Supplied data ▸
┌──

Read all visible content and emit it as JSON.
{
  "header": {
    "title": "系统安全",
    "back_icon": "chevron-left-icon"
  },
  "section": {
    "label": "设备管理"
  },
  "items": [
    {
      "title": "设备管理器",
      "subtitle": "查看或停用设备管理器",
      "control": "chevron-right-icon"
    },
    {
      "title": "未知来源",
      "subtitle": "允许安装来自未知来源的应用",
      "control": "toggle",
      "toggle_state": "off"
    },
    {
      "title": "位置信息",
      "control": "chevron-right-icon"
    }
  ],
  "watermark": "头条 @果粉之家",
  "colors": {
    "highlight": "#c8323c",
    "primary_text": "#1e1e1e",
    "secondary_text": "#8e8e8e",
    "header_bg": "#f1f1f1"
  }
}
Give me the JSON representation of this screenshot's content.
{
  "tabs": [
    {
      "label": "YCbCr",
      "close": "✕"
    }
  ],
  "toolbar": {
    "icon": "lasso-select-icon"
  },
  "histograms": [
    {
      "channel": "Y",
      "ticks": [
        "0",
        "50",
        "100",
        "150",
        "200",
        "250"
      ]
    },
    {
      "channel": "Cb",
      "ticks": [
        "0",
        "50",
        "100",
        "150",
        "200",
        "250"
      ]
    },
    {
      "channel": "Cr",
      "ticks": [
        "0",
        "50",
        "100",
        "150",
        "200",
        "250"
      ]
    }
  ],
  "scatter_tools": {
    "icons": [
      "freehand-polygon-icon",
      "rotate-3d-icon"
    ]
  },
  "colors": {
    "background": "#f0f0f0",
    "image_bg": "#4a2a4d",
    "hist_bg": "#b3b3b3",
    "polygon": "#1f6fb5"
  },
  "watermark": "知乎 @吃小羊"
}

└──

All of the entries above should be written out again exactly.

Response to the exercise ▸
Read all visible content and emit it as JSON.
{
  "header": {
    "title": "系统安全",
    "back_icon": "chevron-left-icon"
  },
  "section": {
    "label": "设备管理"
  },
  "items": [
    {
      "title": "设备管理器",
      "subtitle": "查看或停用设备管理器",
      "control": "chevron-right-icon"
    },
    {
      "title": "未知来源",
      "subtitle": "允许安装来自未知来源的应用",
      "control": "toggle",
      "toggle_state": "off"
    },
    {
      "title": "位置信息",
      "control": "chevron-right-icon"
    }
  ],
  "watermark": "头条 @果粉之家",
  "colors": {
    "highlight": "#c8323c",
    "primary_text": "#1e1e1e",
    "secondary_text": "#8e8e8e",
    "header_bg": "#f1f1f1"
  }
}
Give me the JSON representation of this screenshot's content.
{
  "tabs": [
    {
      "label": "YCbCr",
      "close": "✕"
    }
  ],
  "toolbar": {
    "icon": "lasso-select-icon"
  },
  "histograms": [
    {
      "channel": "Y",
      "ticks": [
        "0",
        "50",
        "100",
        "150",
        "200",
        "250"
      ]
    },
    {
      "channel": "Cb",
      "ticks": [
        "0",
        "50",
        "100",
        "150",
        "200",
        "250"
      ]
    },
    {
      "channel": "Cr",
      "ticks": [
        "0",
        "50",
        "100",
        "150",
        "200",
        "250"
      ]
    }
  ],
  "scatter_tools": {
    "icons": [
      "freehand-polygon-icon",
      "rotate-3d-icon"
    ]
  },
  "colors": {
    "background": "#f0f0f0",
    "image_bg": "#4a2a4d",
    "hist_bg": "#b3b3b3",
    "polygon": "#1f6fb5"
  },
  "watermark": "知乎 @吃小羊"
}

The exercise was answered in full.